:: REQUIRED WORK ::
Find each line containing the string "this". Copy it.

:: DATA SHOWN ::
►

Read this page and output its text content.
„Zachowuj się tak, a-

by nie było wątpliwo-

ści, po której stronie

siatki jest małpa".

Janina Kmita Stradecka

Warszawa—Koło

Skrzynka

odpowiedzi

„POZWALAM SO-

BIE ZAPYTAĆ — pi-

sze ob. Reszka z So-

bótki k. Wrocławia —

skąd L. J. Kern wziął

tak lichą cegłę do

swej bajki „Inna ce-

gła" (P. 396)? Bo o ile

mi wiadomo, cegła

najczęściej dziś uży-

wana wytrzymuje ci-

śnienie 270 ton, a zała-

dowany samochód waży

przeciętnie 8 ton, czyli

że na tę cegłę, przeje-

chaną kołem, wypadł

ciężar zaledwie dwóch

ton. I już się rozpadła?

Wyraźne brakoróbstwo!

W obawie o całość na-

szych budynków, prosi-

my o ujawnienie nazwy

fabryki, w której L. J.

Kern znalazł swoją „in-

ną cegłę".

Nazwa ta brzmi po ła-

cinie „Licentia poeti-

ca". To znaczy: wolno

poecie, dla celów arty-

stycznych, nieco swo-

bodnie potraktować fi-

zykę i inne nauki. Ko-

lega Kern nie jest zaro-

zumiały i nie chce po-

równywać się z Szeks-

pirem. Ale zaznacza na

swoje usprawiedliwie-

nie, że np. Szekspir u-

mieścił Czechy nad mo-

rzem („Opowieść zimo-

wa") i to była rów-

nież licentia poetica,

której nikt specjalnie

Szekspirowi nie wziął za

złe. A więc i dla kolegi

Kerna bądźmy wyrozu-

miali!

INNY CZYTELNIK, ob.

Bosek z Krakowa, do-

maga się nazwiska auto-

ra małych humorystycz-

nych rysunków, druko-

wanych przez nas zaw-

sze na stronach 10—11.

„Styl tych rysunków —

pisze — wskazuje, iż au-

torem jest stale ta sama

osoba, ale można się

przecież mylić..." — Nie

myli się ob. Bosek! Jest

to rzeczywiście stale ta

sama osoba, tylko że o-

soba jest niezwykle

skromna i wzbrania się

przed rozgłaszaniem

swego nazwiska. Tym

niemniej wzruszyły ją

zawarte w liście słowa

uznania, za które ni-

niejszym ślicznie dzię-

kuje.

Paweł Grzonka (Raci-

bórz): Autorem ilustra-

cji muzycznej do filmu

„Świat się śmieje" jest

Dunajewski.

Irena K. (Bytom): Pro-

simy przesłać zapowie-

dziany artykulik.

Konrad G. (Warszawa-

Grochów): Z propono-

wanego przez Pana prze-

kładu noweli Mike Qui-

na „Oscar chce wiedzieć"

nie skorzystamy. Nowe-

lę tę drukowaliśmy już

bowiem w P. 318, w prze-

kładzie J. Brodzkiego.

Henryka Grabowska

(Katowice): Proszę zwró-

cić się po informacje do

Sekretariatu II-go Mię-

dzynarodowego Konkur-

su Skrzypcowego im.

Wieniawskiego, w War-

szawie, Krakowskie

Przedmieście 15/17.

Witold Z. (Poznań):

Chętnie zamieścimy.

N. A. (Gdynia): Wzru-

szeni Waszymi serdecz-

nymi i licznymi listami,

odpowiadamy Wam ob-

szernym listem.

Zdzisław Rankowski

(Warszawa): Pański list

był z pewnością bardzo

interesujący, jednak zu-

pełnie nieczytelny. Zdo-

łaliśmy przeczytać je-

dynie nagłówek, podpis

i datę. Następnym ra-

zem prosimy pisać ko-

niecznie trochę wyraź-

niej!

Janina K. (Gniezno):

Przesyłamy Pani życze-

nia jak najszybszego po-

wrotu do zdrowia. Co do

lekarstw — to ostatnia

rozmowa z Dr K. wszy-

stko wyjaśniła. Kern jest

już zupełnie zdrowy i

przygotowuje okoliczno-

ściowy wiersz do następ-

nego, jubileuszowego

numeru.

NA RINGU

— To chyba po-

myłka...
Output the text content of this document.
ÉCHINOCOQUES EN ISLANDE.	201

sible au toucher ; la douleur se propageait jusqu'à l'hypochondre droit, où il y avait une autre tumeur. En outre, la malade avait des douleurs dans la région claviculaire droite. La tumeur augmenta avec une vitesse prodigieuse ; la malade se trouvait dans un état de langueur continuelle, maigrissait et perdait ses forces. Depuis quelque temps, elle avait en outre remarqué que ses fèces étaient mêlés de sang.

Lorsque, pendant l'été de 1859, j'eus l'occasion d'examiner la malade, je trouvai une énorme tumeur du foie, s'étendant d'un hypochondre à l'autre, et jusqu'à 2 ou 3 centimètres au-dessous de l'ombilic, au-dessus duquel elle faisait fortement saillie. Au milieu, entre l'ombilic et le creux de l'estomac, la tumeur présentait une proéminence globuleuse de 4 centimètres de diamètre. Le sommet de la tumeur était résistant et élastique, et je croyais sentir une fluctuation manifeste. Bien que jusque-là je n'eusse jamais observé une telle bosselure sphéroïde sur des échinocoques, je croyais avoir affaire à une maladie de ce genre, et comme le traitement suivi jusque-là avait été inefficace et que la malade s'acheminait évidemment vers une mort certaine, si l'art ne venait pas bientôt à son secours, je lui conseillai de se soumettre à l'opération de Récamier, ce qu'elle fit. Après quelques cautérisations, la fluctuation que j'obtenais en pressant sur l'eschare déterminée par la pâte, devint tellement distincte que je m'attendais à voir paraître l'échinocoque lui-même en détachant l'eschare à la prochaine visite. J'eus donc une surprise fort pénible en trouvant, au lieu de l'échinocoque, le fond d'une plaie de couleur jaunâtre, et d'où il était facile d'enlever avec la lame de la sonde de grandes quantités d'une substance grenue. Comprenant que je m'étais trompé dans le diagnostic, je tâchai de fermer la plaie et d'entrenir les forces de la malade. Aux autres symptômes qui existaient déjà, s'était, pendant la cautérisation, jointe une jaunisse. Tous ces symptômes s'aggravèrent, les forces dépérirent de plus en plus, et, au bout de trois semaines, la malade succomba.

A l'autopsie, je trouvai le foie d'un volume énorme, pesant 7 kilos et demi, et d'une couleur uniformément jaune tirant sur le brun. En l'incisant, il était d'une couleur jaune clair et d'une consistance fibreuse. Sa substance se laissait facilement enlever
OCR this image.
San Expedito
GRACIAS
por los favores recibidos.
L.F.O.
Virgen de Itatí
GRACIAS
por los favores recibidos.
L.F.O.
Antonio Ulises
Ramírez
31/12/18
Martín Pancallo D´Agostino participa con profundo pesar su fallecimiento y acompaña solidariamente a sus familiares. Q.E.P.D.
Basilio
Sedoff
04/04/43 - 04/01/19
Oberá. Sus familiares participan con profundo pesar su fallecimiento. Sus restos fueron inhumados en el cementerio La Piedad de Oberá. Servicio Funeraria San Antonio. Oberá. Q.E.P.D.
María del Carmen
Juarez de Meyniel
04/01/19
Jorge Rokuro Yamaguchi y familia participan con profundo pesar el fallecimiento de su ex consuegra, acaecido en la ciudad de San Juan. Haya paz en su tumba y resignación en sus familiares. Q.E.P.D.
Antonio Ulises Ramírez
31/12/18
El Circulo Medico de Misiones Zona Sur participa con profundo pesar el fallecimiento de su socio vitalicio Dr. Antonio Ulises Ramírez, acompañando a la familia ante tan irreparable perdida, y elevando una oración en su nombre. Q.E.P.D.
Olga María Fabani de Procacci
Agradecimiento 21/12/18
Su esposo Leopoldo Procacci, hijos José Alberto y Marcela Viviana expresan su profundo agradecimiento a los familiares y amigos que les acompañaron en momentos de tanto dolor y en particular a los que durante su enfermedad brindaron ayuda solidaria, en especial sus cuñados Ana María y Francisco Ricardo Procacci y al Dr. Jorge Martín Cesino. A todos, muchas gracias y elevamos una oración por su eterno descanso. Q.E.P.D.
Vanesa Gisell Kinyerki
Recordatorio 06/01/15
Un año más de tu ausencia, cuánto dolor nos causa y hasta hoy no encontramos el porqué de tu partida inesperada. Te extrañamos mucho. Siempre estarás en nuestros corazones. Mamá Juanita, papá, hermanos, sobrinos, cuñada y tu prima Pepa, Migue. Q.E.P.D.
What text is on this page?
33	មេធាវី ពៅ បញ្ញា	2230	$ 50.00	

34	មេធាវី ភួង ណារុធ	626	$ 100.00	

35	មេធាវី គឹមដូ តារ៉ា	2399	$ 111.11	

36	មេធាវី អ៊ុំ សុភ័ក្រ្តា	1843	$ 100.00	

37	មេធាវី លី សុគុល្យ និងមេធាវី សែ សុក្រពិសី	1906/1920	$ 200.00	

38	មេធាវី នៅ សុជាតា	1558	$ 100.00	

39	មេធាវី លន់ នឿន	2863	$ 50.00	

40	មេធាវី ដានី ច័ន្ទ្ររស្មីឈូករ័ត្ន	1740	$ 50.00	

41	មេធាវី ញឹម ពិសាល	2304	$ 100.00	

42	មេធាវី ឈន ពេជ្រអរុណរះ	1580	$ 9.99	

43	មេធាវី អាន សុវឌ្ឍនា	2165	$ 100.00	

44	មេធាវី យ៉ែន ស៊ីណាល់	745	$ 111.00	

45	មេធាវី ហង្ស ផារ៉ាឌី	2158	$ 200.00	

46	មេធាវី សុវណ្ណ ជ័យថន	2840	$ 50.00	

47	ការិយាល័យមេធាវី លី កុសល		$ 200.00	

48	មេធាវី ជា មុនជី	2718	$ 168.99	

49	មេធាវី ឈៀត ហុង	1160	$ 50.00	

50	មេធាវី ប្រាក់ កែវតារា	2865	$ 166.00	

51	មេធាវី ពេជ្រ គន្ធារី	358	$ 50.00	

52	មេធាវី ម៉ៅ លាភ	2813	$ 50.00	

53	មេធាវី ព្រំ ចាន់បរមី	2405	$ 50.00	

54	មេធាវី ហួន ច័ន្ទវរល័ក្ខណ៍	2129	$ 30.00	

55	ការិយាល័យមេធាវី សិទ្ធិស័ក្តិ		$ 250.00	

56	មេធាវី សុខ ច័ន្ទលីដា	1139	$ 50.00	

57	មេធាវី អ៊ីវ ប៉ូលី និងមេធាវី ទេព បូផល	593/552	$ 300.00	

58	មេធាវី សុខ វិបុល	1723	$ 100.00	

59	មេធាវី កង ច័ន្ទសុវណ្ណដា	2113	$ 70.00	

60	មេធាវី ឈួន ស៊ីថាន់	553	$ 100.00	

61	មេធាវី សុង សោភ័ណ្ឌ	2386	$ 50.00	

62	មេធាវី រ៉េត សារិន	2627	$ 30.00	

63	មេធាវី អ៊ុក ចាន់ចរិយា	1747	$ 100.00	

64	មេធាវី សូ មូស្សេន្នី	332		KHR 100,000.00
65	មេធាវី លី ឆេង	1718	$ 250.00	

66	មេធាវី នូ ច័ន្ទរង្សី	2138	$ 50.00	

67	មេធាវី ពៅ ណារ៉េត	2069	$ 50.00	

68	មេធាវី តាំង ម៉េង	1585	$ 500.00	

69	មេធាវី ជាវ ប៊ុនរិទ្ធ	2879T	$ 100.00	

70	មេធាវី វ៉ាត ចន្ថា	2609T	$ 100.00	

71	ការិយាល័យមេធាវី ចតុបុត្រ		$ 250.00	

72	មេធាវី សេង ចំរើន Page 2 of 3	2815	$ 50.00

◄

:: CORRECT RESULT ::
Read this page and output its text content.
Output the text content of this document.
OCR this image.
What text is on this page?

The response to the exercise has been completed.